Stored dataset items:
----
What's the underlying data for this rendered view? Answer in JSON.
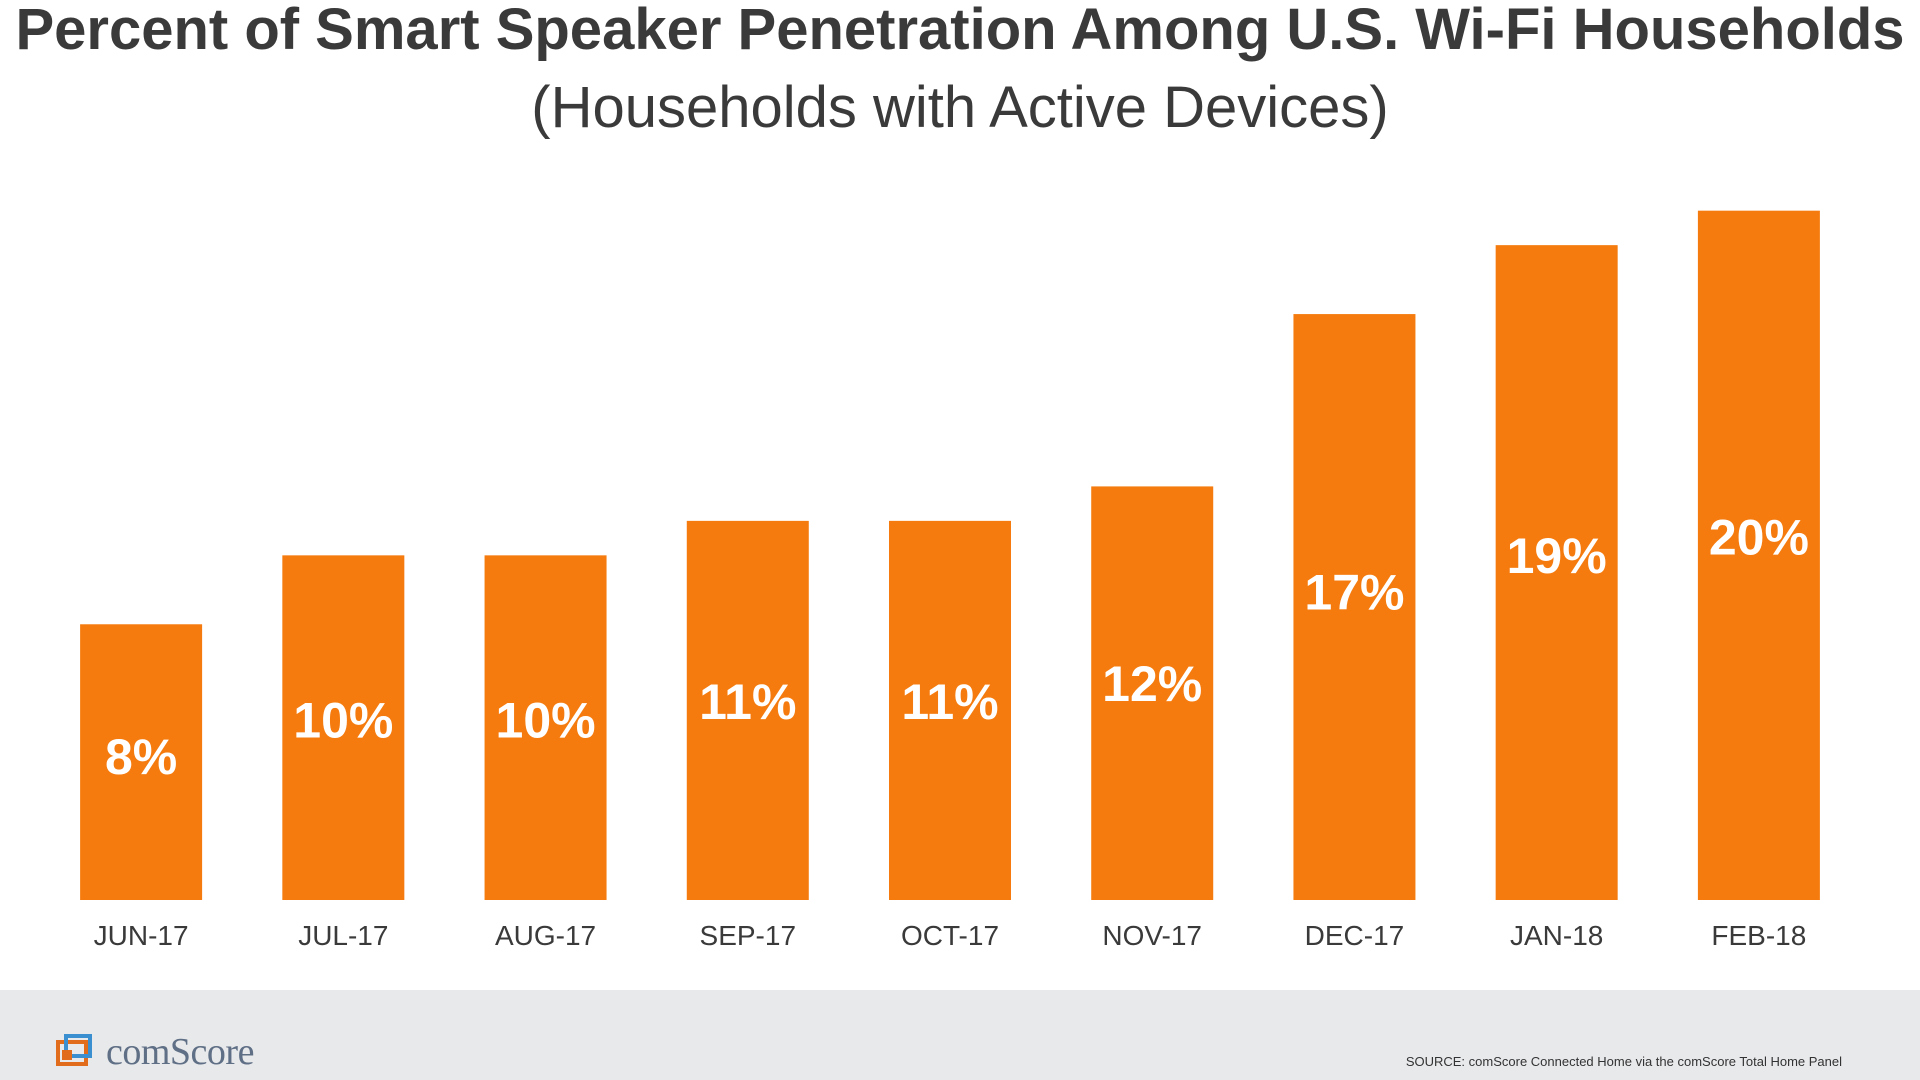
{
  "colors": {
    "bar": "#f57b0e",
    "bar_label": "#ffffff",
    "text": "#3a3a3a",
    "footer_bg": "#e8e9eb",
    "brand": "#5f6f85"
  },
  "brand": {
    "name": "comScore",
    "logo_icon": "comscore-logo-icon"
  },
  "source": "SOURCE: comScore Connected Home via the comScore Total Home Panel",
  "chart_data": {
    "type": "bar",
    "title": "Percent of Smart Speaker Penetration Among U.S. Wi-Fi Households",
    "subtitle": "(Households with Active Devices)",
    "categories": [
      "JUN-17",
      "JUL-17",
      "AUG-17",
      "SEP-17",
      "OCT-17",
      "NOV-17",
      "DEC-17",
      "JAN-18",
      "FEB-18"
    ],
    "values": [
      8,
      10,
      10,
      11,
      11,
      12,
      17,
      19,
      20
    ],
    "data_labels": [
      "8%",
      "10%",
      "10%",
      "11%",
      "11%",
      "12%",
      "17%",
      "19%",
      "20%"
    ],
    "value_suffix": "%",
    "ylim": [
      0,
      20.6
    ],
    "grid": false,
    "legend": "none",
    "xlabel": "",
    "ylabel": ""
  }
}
----
Take the records above and transcribe them exactly, dropping every picture.

▶ **EXPECTED OUTPUT**:
What's the underlying data for this rendered view? Answer in JSON.
{
  "colors": {
    "bar": "#f57b0e",
    "bar_label": "#ffffff",
    "text": "#3a3a3a",
    "footer_bg": "#e8e9eb",
    "brand": "#5f6f85"
  },
  "brand": {
    "name": "comScore",
    "logo_icon": "comscore-logo-icon"
  },
  "source": "SOURCE: comScore Connected Home via the comScore Total Home Panel",
  "chart_data": {
    "type": "bar",
    "title": "Percent of Smart Speaker Penetration Among U.S. Wi-Fi Households",
    "subtitle": "(Households with Active Devices)",
    "categories": [
      "JUN-17",
      "JUL-17",
      "AUG-17",
      "SEP-17",
      "OCT-17",
      "NOV-17",
      "DEC-17",
      "JAN-18",
      "FEB-18"
    ],
    "values": [
      8,
      10,
      10,
      11,
      11,
      12,
      17,
      19,
      20
    ],
    "data_labels": [
      "8%",
      "10%",
      "10%",
      "11%",
      "11%",
      "12%",
      "17%",
      "19%",
      "20%"
    ],
    "value_suffix": "%",
    "ylim": [
      0,
      20.6
    ],
    "grid": false,
    "legend": "none",
    "xlabel": "",
    "ylabel": ""
  }
}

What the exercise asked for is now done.